The data
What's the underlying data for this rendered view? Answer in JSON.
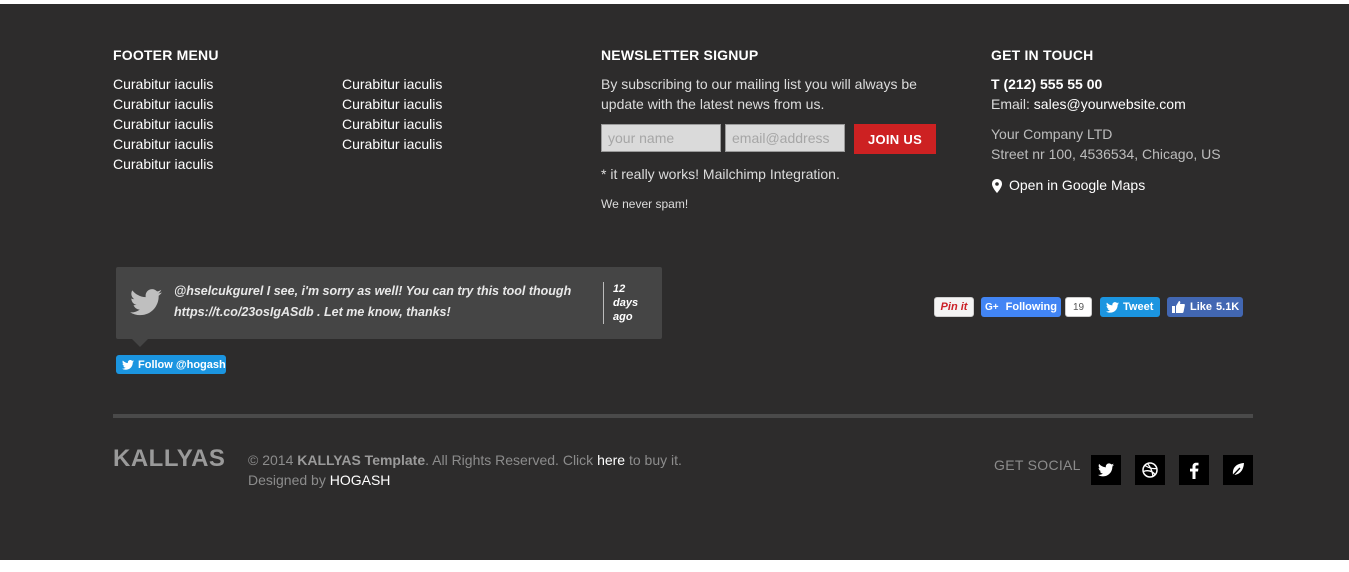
{
  "footer_menu": {
    "heading": "FOOTER MENU",
    "col1": [
      "Curabitur iaculis",
      "Curabitur iaculis",
      "Curabitur iaculis",
      "Curabitur iaculis",
      "Curabitur iaculis"
    ],
    "col2": [
      "Curabitur iaculis",
      "Curabitur iaculis",
      "Curabitur iaculis",
      "Curabitur iaculis"
    ]
  },
  "newsletter": {
    "heading": "NEWSLETTER SIGNUP",
    "desc_line1": "By subscribing to our mailing list you will always be",
    "desc_line2": "update with the latest news from us.",
    "name_placeholder": "your name",
    "email_placeholder": "email@address",
    "join_label": "JOIN US",
    "note": "* it really works! Mailchimp Integration.",
    "spam": "We never spam!"
  },
  "contact": {
    "heading": "GET IN TOUCH",
    "phone": "T (212) 555 55 00",
    "email_label": "Email:",
    "email": "sales@yourwebsite.com",
    "company": "Your Company LTD",
    "address": "Street nr 100, 4536534, Chicago, US",
    "maps_link": "Open in Google Maps"
  },
  "tweet": {
    "line1": "@hselcukgurel I see, i'm sorry as well! You can try this tool though",
    "line2": "https://t.co/23osIgASdb . Let me know, thanks!",
    "time1": "12",
    "time2": "days",
    "time3": "ago",
    "follow_label": "Follow @hogash"
  },
  "social_buttons": {
    "pinit": "Pin it",
    "gplus_prefix": "G+",
    "gplus_label": "Following",
    "gplus_count": "19",
    "tweet_label": "Tweet",
    "like_label": "Like",
    "like_count": "5.1K"
  },
  "bottom": {
    "logo": "KALLYAS",
    "copy_prefix": "© 2014",
    "copy_brand": "KALLYAS Template",
    "copy_mid": ". All Rights Reserved. Click",
    "copy_here": "here",
    "copy_suffix": "to buy it.",
    "designed_by": "Designed by",
    "designer": "HOGASH",
    "get_social": "GET SOCIAL",
    "icons": [
      "twitter-icon",
      "dribbble-icon",
      "facebook-icon",
      "leaf-icon"
    ]
  },
  "colors": {
    "background": "#2d2c2c",
    "accent_red": "#cd2122",
    "twitter_blue": "#1b95e0",
    "facebook_blue": "#4267b2",
    "gplus_blue": "#4285f4"
  }
}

What the task requires
Your task is to repeat the data above exactly while excluding the pictures.

Completed exercise
What's the underlying data for this rendered view? Answer in JSON.
{
  "footer_menu": {
    "heading": "FOOTER MENU",
    "col1": [
      "Curabitur iaculis",
      "Curabitur iaculis",
      "Curabitur iaculis",
      "Curabitur iaculis",
      "Curabitur iaculis"
    ],
    "col2": [
      "Curabitur iaculis",
      "Curabitur iaculis",
      "Curabitur iaculis",
      "Curabitur iaculis"
    ]
  },
  "newsletter": {
    "heading": "NEWSLETTER SIGNUP",
    "desc_line1": "By subscribing to our mailing list you will always be",
    "desc_line2": "update with the latest news from us.",
    "name_placeholder": "your name",
    "email_placeholder": "email@address",
    "join_label": "JOIN US",
    "note": "* it really works! Mailchimp Integration.",
    "spam": "We never spam!"
  },
  "contact": {
    "heading": "GET IN TOUCH",
    "phone": "T (212) 555 55 00",
    "email_label": "Email:",
    "email": "sales@yourwebsite.com",
    "company": "Your Company LTD",
    "address": "Street nr 100, 4536534, Chicago, US",
    "maps_link": "Open in Google Maps"
  },
  "tweet": {
    "line1": "@hselcukgurel I see, i'm sorry as well! You can try this tool though",
    "line2": "https://t.co/23osIgASdb . Let me know, thanks!",
    "time1": "12",
    "time2": "days",
    "time3": "ago",
    "follow_label": "Follow @hogash"
  },
  "social_buttons": {
    "pinit": "Pin it",
    "gplus_prefix": "G+",
    "gplus_label": "Following",
    "gplus_count": "19",
    "tweet_label": "Tweet",
    "like_label": "Like",
    "like_count": "5.1K"
  },
  "bottom": {
    "logo": "KALLYAS",
    "copy_prefix": "© 2014",
    "copy_brand": "KALLYAS Template",
    "copy_mid": ". All Rights Reserved. Click",
    "copy_here": "here",
    "copy_suffix": "to buy it.",
    "designed_by": "Designed by",
    "designer": "HOGASH",
    "get_social": "GET SOCIAL",
    "icons": [
      "twitter-icon",
      "dribbble-icon",
      "facebook-icon",
      "leaf-icon"
    ]
  },
  "colors": {
    "background": "#2d2c2c",
    "accent_red": "#cd2122",
    "twitter_blue": "#1b95e0",
    "facebook_blue": "#4267b2",
    "gplus_blue": "#4285f4"
  }
}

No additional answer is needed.